What to do: Copy the lines below word for word, from the first one down to the line holding "code-line: 50 :: [112, 373, 136, 386]", with both of those lines included.

(Annotated element entries)
# # # #
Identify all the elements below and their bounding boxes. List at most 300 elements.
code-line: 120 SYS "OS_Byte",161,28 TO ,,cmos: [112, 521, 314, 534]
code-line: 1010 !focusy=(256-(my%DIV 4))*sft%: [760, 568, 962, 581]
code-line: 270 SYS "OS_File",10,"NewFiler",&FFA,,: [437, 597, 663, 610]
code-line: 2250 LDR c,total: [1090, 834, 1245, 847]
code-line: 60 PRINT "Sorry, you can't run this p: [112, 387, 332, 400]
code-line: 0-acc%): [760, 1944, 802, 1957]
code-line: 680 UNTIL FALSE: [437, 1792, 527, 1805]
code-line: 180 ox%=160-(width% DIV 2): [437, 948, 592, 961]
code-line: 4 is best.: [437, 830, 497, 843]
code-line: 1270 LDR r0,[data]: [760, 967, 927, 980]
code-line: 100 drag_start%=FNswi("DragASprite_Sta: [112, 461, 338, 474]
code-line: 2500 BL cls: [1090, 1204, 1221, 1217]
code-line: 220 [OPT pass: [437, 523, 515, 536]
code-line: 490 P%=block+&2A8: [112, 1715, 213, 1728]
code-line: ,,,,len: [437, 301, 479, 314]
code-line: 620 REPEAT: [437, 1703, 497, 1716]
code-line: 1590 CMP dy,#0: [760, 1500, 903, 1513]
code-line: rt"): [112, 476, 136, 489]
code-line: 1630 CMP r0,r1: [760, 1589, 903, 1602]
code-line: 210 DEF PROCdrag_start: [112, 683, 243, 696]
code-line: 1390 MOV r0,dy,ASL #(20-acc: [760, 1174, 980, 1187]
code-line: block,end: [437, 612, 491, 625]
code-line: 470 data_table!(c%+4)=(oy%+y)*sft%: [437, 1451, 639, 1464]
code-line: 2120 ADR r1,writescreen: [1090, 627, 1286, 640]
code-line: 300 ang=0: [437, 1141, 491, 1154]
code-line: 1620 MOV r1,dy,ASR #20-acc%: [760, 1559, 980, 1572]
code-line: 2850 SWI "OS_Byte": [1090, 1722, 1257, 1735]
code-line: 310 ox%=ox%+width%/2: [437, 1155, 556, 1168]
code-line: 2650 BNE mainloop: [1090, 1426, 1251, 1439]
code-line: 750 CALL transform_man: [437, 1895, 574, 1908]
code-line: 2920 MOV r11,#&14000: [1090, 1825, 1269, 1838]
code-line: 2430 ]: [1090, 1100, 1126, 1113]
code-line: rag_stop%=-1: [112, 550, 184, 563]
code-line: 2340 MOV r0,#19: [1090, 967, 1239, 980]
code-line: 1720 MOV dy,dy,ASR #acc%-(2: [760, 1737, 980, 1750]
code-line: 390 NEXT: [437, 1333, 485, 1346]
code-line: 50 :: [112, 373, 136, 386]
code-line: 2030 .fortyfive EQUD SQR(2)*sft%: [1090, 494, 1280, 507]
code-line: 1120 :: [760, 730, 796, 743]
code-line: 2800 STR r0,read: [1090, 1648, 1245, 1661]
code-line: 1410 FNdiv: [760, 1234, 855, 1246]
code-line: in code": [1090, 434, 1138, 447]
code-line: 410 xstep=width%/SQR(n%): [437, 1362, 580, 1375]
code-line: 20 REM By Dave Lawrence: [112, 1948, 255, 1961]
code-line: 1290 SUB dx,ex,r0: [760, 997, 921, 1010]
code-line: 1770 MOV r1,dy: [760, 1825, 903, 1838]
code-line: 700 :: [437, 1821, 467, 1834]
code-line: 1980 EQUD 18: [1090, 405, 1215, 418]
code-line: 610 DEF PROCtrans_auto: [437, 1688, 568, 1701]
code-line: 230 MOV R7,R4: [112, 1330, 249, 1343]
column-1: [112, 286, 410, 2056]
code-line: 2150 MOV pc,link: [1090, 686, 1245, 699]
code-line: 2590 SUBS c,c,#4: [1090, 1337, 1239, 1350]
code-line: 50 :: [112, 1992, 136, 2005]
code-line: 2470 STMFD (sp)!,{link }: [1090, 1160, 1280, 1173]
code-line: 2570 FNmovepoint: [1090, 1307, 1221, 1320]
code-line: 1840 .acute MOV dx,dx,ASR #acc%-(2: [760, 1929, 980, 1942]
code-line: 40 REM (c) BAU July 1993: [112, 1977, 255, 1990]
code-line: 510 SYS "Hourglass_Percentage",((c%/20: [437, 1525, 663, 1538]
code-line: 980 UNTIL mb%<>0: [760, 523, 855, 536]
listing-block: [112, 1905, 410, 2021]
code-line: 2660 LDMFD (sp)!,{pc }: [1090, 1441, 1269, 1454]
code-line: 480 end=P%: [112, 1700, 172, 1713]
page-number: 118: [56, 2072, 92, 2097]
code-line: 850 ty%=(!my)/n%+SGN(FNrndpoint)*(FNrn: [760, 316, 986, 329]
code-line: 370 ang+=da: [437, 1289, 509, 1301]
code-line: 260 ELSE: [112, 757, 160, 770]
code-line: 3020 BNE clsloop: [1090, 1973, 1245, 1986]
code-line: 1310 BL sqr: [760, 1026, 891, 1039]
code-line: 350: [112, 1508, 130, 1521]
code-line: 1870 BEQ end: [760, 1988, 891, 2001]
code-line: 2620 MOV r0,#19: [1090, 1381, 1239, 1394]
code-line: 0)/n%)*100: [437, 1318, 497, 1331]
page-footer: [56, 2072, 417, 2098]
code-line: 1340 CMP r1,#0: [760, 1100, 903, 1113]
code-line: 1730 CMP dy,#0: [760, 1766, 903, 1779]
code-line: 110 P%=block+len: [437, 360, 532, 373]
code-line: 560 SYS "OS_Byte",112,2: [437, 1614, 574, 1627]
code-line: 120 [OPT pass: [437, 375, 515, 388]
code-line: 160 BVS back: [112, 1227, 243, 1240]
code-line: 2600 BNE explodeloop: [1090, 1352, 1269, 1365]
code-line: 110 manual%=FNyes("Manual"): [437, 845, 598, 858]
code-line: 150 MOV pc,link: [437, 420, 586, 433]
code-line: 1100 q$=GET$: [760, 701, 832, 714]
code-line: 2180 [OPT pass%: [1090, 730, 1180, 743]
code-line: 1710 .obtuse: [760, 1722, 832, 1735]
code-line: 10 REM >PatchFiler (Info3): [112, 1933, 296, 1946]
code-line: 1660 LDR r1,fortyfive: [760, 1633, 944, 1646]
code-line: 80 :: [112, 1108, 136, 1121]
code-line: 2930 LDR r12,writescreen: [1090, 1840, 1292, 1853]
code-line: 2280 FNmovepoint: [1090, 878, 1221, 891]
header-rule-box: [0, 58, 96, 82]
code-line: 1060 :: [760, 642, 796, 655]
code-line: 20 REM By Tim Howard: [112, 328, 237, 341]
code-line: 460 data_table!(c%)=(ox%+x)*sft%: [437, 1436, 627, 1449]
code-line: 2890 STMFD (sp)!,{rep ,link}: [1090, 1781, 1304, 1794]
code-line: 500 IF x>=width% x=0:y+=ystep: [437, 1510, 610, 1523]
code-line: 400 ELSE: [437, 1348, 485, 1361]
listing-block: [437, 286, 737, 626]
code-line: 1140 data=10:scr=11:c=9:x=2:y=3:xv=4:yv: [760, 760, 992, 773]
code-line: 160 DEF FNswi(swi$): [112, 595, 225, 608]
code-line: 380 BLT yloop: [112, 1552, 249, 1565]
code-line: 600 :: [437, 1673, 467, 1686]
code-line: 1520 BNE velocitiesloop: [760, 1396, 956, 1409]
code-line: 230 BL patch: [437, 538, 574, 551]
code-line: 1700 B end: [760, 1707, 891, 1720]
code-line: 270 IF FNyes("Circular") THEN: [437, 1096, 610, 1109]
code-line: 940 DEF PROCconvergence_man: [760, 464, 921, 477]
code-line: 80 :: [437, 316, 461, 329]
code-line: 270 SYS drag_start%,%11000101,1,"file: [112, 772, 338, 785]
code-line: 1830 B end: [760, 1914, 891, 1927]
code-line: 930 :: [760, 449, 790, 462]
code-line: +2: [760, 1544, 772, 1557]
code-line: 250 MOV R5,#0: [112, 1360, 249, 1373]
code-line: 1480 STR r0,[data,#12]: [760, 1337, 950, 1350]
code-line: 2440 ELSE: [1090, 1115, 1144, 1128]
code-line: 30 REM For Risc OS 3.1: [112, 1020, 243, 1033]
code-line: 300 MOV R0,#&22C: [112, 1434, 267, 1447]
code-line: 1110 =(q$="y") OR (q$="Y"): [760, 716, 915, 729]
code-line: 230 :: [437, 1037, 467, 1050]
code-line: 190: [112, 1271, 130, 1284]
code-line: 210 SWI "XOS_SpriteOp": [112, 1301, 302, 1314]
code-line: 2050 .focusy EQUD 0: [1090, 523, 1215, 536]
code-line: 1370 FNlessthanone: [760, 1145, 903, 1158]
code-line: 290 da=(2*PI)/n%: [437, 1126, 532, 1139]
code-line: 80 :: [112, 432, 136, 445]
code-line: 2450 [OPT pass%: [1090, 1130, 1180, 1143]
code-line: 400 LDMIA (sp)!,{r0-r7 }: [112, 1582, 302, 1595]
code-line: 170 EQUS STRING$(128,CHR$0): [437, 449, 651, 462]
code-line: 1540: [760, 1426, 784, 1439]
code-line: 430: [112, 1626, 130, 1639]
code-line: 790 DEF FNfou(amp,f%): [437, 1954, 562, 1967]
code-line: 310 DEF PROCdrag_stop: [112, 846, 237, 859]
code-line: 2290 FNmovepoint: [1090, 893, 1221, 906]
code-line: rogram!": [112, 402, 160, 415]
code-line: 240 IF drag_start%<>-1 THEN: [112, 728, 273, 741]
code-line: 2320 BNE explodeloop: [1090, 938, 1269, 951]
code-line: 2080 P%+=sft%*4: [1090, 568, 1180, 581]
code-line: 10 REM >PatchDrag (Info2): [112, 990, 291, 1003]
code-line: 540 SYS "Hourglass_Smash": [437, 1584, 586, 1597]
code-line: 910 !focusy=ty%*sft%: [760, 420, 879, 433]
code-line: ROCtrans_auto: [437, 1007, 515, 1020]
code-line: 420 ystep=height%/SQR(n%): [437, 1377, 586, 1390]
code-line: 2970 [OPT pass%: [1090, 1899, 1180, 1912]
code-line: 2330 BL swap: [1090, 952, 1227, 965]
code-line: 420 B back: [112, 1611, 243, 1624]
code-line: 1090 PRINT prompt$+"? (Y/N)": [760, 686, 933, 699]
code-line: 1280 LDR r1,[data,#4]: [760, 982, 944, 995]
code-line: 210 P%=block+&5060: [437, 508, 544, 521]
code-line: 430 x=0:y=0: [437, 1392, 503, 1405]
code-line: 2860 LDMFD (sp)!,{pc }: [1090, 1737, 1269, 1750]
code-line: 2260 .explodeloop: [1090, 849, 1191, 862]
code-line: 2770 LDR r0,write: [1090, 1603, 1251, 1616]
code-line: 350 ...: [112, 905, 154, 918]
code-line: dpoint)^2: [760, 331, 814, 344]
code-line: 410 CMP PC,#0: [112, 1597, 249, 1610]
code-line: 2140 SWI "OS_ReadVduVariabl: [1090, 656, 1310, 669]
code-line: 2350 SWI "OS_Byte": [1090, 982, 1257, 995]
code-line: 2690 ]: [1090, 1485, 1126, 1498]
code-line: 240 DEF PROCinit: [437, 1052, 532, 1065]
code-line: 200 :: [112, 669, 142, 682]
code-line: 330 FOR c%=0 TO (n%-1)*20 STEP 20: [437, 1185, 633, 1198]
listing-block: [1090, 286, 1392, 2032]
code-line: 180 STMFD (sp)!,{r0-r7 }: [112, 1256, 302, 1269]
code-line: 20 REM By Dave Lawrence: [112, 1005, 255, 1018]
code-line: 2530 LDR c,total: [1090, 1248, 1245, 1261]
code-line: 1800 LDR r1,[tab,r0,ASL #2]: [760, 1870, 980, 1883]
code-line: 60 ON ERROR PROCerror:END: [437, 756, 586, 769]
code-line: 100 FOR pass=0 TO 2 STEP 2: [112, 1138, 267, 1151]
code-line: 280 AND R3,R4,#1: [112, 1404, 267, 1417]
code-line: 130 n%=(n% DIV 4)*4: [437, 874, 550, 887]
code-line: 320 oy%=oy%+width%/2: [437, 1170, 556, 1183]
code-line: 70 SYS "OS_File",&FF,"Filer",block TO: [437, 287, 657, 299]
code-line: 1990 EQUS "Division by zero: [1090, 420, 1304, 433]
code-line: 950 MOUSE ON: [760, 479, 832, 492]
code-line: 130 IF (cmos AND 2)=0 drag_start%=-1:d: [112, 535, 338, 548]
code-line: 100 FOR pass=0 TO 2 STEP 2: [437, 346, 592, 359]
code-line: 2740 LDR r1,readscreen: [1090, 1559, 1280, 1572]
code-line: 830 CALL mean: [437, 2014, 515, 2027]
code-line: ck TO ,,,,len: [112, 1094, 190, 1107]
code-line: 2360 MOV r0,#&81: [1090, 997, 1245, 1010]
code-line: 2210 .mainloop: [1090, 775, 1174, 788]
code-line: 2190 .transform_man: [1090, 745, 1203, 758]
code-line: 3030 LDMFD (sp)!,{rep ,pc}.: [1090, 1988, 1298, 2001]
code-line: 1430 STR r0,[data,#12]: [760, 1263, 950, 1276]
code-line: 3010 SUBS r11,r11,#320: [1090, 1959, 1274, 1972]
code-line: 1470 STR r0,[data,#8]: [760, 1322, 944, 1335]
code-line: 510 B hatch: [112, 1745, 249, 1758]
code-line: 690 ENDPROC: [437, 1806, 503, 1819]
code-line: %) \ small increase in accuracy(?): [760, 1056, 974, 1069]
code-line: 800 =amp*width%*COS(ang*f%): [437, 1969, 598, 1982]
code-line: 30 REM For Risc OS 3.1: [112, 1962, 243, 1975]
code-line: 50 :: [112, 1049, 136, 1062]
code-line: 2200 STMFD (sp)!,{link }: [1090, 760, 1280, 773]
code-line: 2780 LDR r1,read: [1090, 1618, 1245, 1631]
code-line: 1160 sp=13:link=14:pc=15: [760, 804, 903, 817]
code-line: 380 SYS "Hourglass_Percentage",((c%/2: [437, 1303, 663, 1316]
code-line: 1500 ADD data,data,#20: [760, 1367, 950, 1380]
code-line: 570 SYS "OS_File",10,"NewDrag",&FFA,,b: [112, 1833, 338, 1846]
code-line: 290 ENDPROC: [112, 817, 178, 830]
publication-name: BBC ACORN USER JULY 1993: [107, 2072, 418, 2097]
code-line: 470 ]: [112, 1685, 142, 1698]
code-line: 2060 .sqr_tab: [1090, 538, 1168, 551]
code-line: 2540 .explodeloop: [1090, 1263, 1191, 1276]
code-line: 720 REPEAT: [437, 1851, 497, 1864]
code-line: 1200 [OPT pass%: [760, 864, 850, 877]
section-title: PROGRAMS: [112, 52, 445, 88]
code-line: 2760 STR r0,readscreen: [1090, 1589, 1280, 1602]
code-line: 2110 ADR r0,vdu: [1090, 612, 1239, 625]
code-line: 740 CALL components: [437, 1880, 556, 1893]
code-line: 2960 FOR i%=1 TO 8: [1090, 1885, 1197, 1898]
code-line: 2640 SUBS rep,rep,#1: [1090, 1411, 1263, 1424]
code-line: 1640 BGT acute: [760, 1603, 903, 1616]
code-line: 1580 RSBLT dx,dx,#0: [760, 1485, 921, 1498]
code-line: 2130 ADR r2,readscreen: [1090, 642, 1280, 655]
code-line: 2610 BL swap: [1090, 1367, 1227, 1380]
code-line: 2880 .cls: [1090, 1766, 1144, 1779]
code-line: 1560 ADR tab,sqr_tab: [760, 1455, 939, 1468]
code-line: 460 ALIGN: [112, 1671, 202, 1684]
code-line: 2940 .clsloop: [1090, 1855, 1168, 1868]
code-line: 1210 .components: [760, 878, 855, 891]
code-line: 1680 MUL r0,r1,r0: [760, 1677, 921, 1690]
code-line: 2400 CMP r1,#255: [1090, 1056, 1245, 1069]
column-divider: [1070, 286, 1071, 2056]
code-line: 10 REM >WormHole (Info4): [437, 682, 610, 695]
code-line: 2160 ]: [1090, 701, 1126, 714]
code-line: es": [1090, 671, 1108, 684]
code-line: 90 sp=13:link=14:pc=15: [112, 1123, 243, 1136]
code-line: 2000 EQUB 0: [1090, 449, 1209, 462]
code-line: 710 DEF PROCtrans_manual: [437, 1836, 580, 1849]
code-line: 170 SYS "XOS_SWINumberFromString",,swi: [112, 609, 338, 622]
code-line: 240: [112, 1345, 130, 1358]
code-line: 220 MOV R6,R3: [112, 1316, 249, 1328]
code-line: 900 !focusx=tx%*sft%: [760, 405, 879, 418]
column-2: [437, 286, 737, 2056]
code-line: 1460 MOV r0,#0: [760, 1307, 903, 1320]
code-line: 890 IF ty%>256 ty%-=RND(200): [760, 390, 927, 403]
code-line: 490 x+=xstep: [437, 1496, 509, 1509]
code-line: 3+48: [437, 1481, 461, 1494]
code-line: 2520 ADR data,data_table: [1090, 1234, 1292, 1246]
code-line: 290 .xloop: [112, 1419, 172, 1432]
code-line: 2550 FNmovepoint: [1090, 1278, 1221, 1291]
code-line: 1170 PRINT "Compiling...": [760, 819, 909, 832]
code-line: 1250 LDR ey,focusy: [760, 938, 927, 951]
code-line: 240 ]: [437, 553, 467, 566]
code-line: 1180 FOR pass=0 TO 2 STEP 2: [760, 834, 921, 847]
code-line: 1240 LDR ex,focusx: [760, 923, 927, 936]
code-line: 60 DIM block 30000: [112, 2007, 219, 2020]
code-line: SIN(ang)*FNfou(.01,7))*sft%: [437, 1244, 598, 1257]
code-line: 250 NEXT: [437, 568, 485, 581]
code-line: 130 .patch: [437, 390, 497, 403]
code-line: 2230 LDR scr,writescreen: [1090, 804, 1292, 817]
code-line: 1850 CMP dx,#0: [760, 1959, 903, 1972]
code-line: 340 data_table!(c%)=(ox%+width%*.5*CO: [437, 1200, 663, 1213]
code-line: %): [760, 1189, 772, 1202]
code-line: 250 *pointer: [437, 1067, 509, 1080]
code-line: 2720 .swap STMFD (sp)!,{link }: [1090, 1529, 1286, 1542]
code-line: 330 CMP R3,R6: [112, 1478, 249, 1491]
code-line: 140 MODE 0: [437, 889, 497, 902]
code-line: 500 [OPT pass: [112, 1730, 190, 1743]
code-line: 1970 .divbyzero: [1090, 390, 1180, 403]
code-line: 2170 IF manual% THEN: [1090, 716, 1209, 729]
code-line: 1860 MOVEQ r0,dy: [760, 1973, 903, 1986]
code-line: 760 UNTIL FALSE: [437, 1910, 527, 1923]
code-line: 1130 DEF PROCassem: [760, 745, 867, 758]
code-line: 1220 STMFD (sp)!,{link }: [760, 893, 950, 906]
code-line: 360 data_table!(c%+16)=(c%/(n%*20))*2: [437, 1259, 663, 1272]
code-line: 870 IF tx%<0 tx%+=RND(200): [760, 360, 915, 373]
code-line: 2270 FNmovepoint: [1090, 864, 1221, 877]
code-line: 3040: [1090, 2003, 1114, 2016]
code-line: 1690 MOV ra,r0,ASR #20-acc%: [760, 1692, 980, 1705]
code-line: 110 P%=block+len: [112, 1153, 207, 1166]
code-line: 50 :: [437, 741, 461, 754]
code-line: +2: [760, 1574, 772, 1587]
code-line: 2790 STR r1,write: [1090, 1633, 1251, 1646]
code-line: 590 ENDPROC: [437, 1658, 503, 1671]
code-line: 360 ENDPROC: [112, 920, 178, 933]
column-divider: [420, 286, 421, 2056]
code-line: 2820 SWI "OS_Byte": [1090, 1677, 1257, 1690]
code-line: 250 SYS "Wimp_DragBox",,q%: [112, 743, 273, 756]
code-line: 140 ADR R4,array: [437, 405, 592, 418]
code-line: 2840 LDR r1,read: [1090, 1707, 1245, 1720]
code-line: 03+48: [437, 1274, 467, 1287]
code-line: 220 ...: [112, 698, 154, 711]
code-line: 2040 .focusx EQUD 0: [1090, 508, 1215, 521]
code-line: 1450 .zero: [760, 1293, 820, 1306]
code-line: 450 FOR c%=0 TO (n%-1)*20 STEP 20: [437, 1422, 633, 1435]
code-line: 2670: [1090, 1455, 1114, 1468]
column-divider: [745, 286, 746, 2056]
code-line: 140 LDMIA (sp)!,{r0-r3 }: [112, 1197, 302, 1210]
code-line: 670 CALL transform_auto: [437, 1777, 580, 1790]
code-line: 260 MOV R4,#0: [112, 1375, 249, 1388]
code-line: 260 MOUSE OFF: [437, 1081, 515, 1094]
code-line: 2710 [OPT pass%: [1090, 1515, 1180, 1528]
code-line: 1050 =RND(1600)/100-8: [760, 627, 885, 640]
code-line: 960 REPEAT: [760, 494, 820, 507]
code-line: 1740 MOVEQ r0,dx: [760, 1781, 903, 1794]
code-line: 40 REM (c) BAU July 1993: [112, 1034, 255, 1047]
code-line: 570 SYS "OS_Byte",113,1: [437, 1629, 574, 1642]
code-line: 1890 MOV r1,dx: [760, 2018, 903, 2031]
# # # #
Final result:
Identify all the elements below and their bounding boxes. List at most 300 elements.
code-line: 120 SYS "OS_Byte",161,28 TO ,,cmos: [112, 521, 314, 534]
code-line: 1010 !focusy=(256-(my%DIV 4))*sft%: [760, 568, 962, 581]
code-line: 270 SYS "OS_File",10,"NewFiler",&FFA,,: [437, 597, 663, 610]
code-line: 2250 LDR c,total: [1090, 834, 1245, 847]
code-line: 60 PRINT "Sorry, you can't run this p: [112, 387, 332, 400]
code-line: 0-acc%): [760, 1944, 802, 1957]
code-line: 680 UNTIL FALSE: [437, 1792, 527, 1805]
code-line: 180 ox%=160-(width% DIV 2): [437, 948, 592, 961]
code-line: 4 is best.: [437, 830, 497, 843]
code-line: 1270 LDR r0,[data]: [760, 967, 927, 980]
code-line: 100 drag_start%=FNswi("DragASprite_Sta: [112, 461, 338, 474]
code-line: 2500 BL cls: [1090, 1204, 1221, 1217]
code-line: 220 [OPT pass: [437, 523, 515, 536]
code-line: 490 P%=block+&2A8: [112, 1715, 213, 1728]
code-line: ,,,,len: [437, 301, 479, 314]
code-line: 620 REPEAT: [437, 1703, 497, 1716]
code-line: 1590 CMP dy,#0: [760, 1500, 903, 1513]
code-line: rt"): [112, 476, 136, 489]
code-line: 1630 CMP r0,r1: [760, 1589, 903, 1602]
code-line: 210 DEF PROCdrag_start: [112, 683, 243, 696]
code-line: 1390 MOV r0,dy,ASL #(20-acc: [760, 1174, 980, 1187]
code-line: block,end: [437, 612, 491, 625]
code-line: 470 data_table!(c%+4)=(oy%+y)*sft%: [437, 1451, 639, 1464]
code-line: 2120 ADR r1,writescreen: [1090, 627, 1286, 640]
code-line: 300 ang=0: [437, 1141, 491, 1154]
code-line: 1620 MOV r1,dy,ASR #20-acc%: [760, 1559, 980, 1572]
code-line: 2850 SWI "OS_Byte": [1090, 1722, 1257, 1735]
code-line: 310 ox%=ox%+width%/2: [437, 1155, 556, 1168]
code-line: 2650 BNE mainloop: [1090, 1426, 1251, 1439]
code-line: 750 CALL transform_man: [437, 1895, 574, 1908]
code-line: 2920 MOV r11,#&14000: [1090, 1825, 1269, 1838]
code-line: 2430 ]: [1090, 1100, 1126, 1113]
code-line: rag_stop%=-1: [112, 550, 184, 563]
code-line: 2340 MOV r0,#19: [1090, 967, 1239, 980]
code-line: 1720 MOV dy,dy,ASR #acc%-(2: [760, 1737, 980, 1750]
code-line: 390 NEXT: [437, 1333, 485, 1346]
code-line: 50 :: [112, 373, 136, 386]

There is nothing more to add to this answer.